> [Exercise task] What follows is a listing; restate every line of it word for word.
***** Provided data *****
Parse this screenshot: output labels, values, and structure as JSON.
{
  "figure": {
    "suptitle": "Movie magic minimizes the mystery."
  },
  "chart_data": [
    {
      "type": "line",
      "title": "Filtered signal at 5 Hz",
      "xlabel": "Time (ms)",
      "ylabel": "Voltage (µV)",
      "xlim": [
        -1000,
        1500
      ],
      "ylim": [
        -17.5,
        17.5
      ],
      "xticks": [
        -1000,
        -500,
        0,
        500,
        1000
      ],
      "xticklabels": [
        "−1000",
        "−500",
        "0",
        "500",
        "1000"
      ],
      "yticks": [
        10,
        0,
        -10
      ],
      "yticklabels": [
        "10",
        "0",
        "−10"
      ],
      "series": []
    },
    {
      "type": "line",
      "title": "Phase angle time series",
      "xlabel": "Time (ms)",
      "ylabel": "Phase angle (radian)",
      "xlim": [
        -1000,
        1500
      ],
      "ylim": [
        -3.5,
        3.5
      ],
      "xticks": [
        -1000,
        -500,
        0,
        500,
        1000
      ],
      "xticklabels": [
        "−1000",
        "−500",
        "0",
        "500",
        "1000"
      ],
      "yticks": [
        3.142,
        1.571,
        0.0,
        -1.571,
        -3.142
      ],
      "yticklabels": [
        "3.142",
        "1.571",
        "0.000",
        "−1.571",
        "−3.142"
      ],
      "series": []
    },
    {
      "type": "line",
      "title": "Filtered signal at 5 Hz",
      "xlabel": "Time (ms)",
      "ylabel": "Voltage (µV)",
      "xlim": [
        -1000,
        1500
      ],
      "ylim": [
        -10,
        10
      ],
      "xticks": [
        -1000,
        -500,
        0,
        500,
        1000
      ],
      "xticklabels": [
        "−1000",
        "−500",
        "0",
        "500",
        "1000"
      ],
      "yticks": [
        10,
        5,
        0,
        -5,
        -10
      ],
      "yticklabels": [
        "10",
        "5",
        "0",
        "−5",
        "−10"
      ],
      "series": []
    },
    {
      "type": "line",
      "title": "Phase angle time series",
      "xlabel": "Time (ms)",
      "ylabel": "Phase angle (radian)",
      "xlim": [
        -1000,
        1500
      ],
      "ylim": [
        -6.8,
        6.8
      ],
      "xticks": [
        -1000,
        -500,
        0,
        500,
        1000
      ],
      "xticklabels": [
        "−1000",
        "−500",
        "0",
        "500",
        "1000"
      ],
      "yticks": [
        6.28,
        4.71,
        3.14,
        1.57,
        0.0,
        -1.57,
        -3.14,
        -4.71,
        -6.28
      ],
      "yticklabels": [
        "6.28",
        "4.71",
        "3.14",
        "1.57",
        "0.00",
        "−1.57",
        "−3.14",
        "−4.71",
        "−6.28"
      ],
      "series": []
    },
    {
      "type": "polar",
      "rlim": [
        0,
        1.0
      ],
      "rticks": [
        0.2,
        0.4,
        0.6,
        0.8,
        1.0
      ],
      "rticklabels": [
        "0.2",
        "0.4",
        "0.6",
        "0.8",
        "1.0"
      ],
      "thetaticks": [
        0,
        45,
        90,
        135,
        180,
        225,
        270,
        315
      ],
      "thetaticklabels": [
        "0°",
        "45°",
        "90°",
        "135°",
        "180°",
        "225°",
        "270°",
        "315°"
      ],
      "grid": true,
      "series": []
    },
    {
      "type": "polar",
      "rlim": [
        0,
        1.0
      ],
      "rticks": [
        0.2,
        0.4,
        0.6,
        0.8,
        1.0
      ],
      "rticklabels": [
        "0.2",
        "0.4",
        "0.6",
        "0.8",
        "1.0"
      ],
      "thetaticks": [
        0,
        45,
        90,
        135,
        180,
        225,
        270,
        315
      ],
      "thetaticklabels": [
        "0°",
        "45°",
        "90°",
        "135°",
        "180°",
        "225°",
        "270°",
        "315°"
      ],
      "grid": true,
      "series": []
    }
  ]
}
*****
> [Answer for the task]
Parse this screenshot: output labels, values, and structure as JSON.
{
  "figure": {
    "suptitle": "Movie magic minimizes the mystery."
  },
  "chart_data": [
    {
      "type": "line",
      "title": "Filtered signal at 5 Hz",
      "xlabel": "Time (ms)",
      "ylabel": "Voltage (µV)",
      "xlim": [
        -1000,
        1500
      ],
      "ylim": [
        -17.5,
        17.5
      ],
      "xticks": [
        -1000,
        -500,
        0,
        500,
        1000
      ],
      "xticklabels": [
        "−1000",
        "−500",
        "0",
        "500",
        "1000"
      ],
      "yticks": [
        10,
        0,
        -10
      ],
      "yticklabels": [
        "10",
        "0",
        "−10"
      ],
      "series": []
    },
    {
      "type": "line",
      "title": "Phase angle time series",
      "xlabel": "Time (ms)",
      "ylabel": "Phase angle (radian)",
      "xlim": [
        -1000,
        1500
      ],
      "ylim": [
        -3.5,
        3.5
      ],
      "xticks": [
        -1000,
        -500,
        0,
        500,
        1000
      ],
      "xticklabels": [
        "−1000",
        "−500",
        "0",
        "500",
        "1000"
      ],
      "yticks": [
        3.142,
        1.571,
        0.0,
        -1.571,
        -3.142
      ],
      "yticklabels": [
        "3.142",
        "1.571",
        "0.000",
        "−1.571",
        "−3.142"
      ],
      "series": []
    },
    {
      "type": "line",
      "title": "Filtered signal at 5 Hz",
      "xlabel": "Time (ms)",
      "ylabel": "Voltage (µV)",
      "xlim": [
        -1000,
        1500
      ],
      "ylim": [
        -10,
        10
      ],
      "xticks": [
        -1000,
        -500,
        0,
        500,
        1000
      ],
      "xticklabels": [
        "−1000",
        "−500",
        "0",
        "500",
        "1000"
      ],
      "yticks": [
        10,
        5,
        0,
        -5,
        -10
      ],
      "yticklabels": [
        "10",
        "5",
        "0",
        "−5",
        "−10"
      ],
      "series": []
    },
    {
      "type": "line",
      "title": "Phase angle time series",
      "xlabel": "Time (ms)",
      "ylabel": "Phase angle (radian)",
      "xlim": [
        -1000,
        1500
      ],
      "ylim": [
        -6.8,
        6.8
      ],
      "xticks": [
        -1000,
        -500,
        0,
        500,
        1000
      ],
      "xticklabels": [
        "−1000",
        "−500",
        "0",
        "500",
        "1000"
      ],
      "yticks": [
        6.28,
        4.71,
        3.14,
        1.57,
        0.0,
        -1.57,
        -3.14,
        -4.71,
        -6.28
      ],
      "yticklabels": [
        "6.28",
        "4.71",
        "3.14",
        "1.57",
        "0.00",
        "−1.57",
        "−3.14",
        "−4.71",
        "−6.28"
      ],
      "series": []
    },
    {
      "type": "polar",
      "rlim": [
        0,
        1.0
      ],
      "rticks": [
        0.2,
        0.4,
        0.6,
        0.8,
        1.0
      ],
      "rticklabels": [
        "0.2",
        "0.4",
        "0.6",
        "0.8",
        "1.0"
      ],
      "thetaticks": [
        0,
        45,
        90,
        135,
        180,
        225,
        270,
        315
      ],
      "thetaticklabels": [
        "0°",
        "45°",
        "90°",
        "135°",
        "180°",
        "225°",
        "270°",
        "315°"
      ],
      "grid": true,
      "series": []
    },
    {
      "type": "polar",
      "rlim": [
        0,
        1.0
      ],
      "rticks": [
        0.2,
        0.4,
        0.6,
        0.8,
        1.0
      ],
      "rticklabels": [
        "0.2",
        "0.4",
        "0.6",
        "0.8",
        "1.0"
      ],
      "thetaticks": [
        0,
        45,
        90,
        135,
        180,
        225,
        270,
        315
      ],
      "thetaticklabels": [
        "0°",
        "45°",
        "90°",
        "135°",
        "180°",
        "225°",
        "270°",
        "315°"
      ],
      "grid": true,
      "series": []
    }
  ]
}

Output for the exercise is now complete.